Below are the records; locate each line with the word "info" and copy it.

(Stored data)
— Begin —

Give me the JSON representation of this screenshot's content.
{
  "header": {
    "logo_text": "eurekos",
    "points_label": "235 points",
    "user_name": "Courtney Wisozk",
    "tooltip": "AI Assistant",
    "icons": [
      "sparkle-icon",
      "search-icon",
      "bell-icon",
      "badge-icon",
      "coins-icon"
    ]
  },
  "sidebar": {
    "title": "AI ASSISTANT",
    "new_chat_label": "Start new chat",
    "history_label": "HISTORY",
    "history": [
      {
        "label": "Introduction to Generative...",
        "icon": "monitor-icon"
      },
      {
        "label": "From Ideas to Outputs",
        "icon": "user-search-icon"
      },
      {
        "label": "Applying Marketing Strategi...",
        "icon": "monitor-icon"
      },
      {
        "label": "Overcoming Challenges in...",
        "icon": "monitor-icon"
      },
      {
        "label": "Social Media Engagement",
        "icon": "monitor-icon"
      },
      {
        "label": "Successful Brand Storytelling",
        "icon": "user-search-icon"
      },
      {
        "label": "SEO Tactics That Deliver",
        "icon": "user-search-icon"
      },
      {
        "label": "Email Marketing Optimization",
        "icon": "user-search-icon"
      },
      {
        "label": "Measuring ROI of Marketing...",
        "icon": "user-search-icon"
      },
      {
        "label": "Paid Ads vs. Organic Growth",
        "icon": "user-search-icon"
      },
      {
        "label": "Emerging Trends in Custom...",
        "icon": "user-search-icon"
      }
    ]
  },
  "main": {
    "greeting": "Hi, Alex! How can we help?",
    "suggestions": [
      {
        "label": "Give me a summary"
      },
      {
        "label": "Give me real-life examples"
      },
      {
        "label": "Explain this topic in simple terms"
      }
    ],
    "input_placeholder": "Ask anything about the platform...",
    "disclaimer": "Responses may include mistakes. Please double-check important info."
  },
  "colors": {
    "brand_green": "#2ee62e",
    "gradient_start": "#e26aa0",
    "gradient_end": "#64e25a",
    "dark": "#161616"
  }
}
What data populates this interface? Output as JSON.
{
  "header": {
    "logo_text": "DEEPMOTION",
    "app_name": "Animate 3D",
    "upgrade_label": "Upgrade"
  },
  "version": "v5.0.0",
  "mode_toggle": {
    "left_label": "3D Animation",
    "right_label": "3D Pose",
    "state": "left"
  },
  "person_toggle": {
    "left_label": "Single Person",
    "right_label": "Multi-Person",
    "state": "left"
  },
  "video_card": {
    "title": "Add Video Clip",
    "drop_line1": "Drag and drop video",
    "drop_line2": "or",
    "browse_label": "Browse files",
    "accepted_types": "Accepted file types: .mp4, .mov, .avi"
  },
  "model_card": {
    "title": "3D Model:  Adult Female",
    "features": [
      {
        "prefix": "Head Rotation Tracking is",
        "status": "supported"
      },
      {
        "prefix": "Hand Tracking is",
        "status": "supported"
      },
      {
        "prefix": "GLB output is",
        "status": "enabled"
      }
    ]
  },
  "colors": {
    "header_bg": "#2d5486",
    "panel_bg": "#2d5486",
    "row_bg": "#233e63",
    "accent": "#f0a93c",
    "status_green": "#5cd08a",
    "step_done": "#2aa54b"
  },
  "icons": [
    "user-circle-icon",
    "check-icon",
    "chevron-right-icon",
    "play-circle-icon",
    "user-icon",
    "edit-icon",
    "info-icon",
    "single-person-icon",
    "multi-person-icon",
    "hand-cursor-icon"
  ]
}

— End —

Solved problem
    "disclaimer": "Responses may include mistakes. Please double-check important info."
    "info-icon",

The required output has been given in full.